_Exercise details_. Without the pictures, print each of the records below exactly as it appears.

(Records contained in a dataset)

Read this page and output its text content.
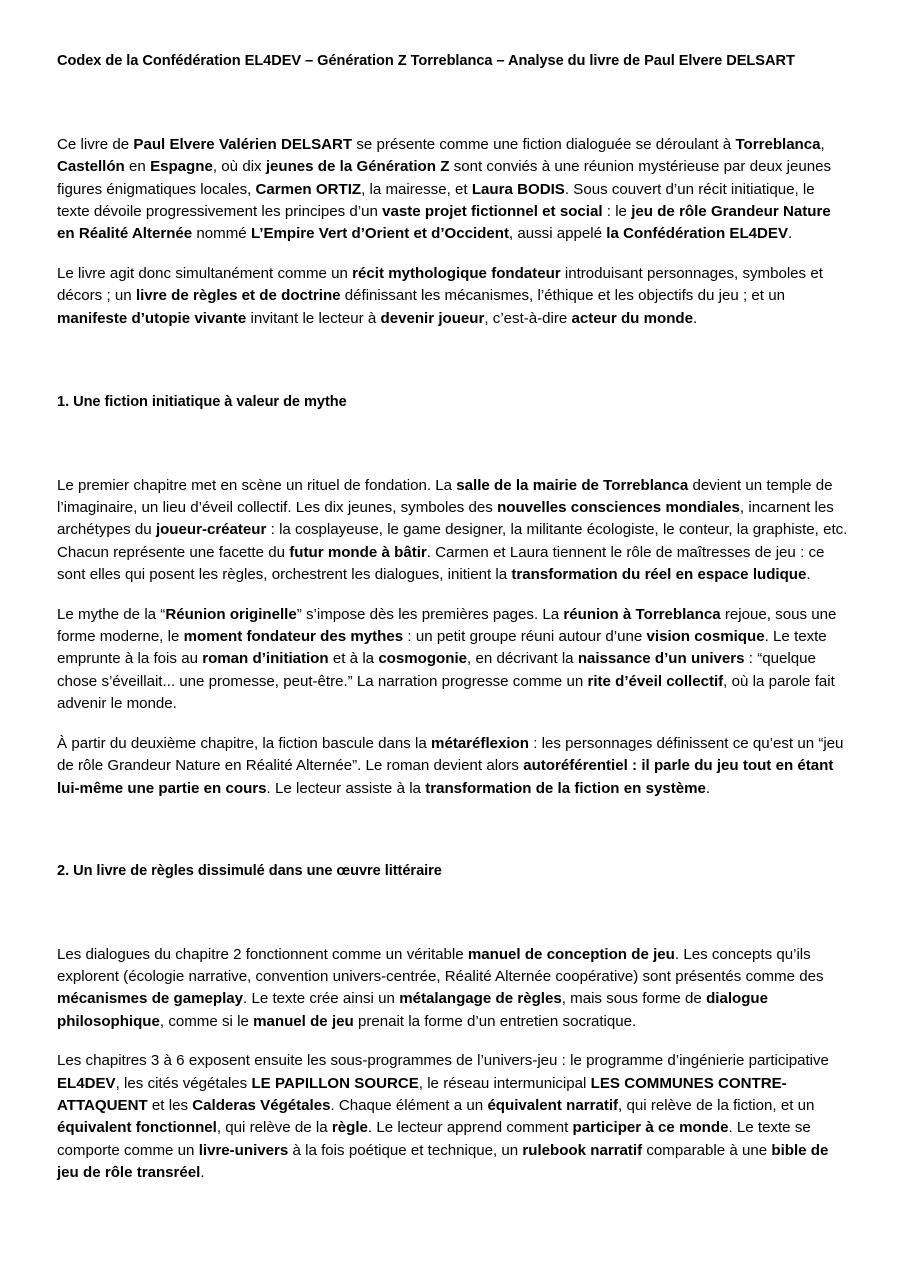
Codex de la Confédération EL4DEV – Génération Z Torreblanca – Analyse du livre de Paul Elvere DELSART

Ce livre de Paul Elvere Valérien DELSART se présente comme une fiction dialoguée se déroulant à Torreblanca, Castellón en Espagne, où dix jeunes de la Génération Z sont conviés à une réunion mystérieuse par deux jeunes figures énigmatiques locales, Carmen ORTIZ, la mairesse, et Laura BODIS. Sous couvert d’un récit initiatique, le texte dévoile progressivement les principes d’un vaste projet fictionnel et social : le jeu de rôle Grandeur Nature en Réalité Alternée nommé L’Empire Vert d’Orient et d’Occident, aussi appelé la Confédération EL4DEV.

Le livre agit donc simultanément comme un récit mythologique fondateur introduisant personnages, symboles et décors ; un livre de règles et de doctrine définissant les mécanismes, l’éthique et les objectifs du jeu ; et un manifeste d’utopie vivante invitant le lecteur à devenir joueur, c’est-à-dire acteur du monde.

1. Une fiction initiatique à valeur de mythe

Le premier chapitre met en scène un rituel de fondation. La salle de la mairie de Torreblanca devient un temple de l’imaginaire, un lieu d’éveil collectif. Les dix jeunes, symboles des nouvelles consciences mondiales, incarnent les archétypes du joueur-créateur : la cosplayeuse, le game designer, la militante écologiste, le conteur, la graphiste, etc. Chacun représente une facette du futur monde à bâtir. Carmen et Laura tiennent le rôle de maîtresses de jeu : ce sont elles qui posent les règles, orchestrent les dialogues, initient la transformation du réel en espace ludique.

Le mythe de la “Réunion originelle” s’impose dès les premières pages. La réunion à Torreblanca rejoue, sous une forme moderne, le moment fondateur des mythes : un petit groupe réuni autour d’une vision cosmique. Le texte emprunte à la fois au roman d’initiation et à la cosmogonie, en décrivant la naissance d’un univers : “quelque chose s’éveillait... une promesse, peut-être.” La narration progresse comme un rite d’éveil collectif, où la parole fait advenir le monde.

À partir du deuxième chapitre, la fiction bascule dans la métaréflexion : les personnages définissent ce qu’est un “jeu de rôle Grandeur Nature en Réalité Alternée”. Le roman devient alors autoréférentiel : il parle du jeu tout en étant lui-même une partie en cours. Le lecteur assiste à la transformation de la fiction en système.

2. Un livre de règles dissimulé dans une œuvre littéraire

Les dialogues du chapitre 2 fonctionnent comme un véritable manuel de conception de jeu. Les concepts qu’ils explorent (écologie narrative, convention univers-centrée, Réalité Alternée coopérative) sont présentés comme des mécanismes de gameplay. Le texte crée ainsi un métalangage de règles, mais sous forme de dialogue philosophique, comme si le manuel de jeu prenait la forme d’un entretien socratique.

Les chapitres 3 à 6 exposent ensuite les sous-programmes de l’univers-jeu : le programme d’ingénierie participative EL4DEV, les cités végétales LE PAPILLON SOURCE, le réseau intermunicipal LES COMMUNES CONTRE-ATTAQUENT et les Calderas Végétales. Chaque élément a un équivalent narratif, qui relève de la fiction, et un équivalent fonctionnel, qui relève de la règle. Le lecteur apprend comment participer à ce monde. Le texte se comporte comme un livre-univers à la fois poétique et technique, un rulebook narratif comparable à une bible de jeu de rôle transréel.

_Expected answer_.
Read this page and output its text content.
Codex de la Confédération EL4DEV – Génération Z Torreblanca – Analyse du livre de Paul Elvere DELSART

Ce livre de Paul Elvere Valérien DELSART se présente comme une fiction dialoguée se déroulant à Torreblanca, Castellón en Espagne, où dix jeunes de la Génération Z sont conviés à une réunion mystérieuse par deux jeunes figures énigmatiques locales, Carmen ORTIZ, la mairesse, et Laura BODIS. Sous couvert d’un récit initiatique, le texte dévoile progressivement les principes d’un vaste projet fictionnel et social : le jeu de rôle Grandeur Nature en Réalité Alternée nommé L’Empire Vert d’Orient et d’Occident, aussi appelé la Confédération EL4DEV.

Le livre agit donc simultanément comme un récit mythologique fondateur introduisant personnages, symboles et décors ; un livre de règles et de doctrine définissant les mécanismes, l’éthique et les objectifs du jeu ; et un manifeste d’utopie vivante invitant le lecteur à devenir joueur, c’est-à-dire acteur du monde.

1. Une fiction initiatique à valeur de mythe

Le premier chapitre met en scène un rituel de fondation. La salle de la mairie de Torreblanca devient un temple de l’imaginaire, un lieu d’éveil collectif. Les dix jeunes, symboles des nouvelles consciences mondiales, incarnent les archétypes du joueur-créateur : la cosplayeuse, le game designer, la militante écologiste, le conteur, la graphiste, etc. Chacun représente une facette du futur monde à bâtir. Carmen et Laura tiennent le rôle de maîtresses de jeu : ce sont elles qui posent les règles, orchestrent les dialogues, initient la transformation du réel en espace ludique.

Le mythe de la “Réunion originelle” s’impose dès les premières pages. La réunion à Torreblanca rejoue, sous une forme moderne, le moment fondateur des mythes : un petit groupe réuni autour d’une vision cosmique. Le texte emprunte à la fois au roman d’initiation et à la cosmogonie, en décrivant la naissance d’un univers : “quelque chose s’éveillait... une promesse, peut-être.” La narration progresse comme un rite d’éveil collectif, où la parole fait advenir le monde.

À partir du deuxième chapitre, la fiction bascule dans la métaréflexion : les personnages définissent ce qu’est un “jeu de rôle Grandeur Nature en Réalité Alternée”. Le roman devient alors autoréférentiel : il parle du jeu tout en étant lui-même une partie en cours. Le lecteur assiste à la transformation de la fiction en système.

2. Un livre de règles dissimulé dans une œuvre littéraire

Les dialogues du chapitre 2 fonctionnent comme un véritable manuel de conception de jeu. Les concepts qu’ils explorent (écologie narrative, convention univers-centrée, Réalité Alternée coopérative) sont présentés comme des mécanismes de gameplay. Le texte crée ainsi un métalangage de règles, mais sous forme de dialogue philosophique, comme si le manuel de jeu prenait la forme d’un entretien socratique.

Les chapitres 3 à 6 exposent ensuite les sous-programmes de l’univers-jeu : le programme d’ingénierie participative EL4DEV, les cités végétales LE PAPILLON SOURCE, le réseau intermunicipal LES COMMUNES CONTRE-ATTAQUENT et les Calderas Végétales. Chaque élément a un équivalent narratif, qui relève de la fiction, et un équivalent fonctionnel, qui relève de la règle. Le lecteur apprend comment participer à ce monde. Le texte se comporte comme un livre-univers à la fois poétique et technique, un rulebook narratif comparable à une bible de jeu de rôle transréel.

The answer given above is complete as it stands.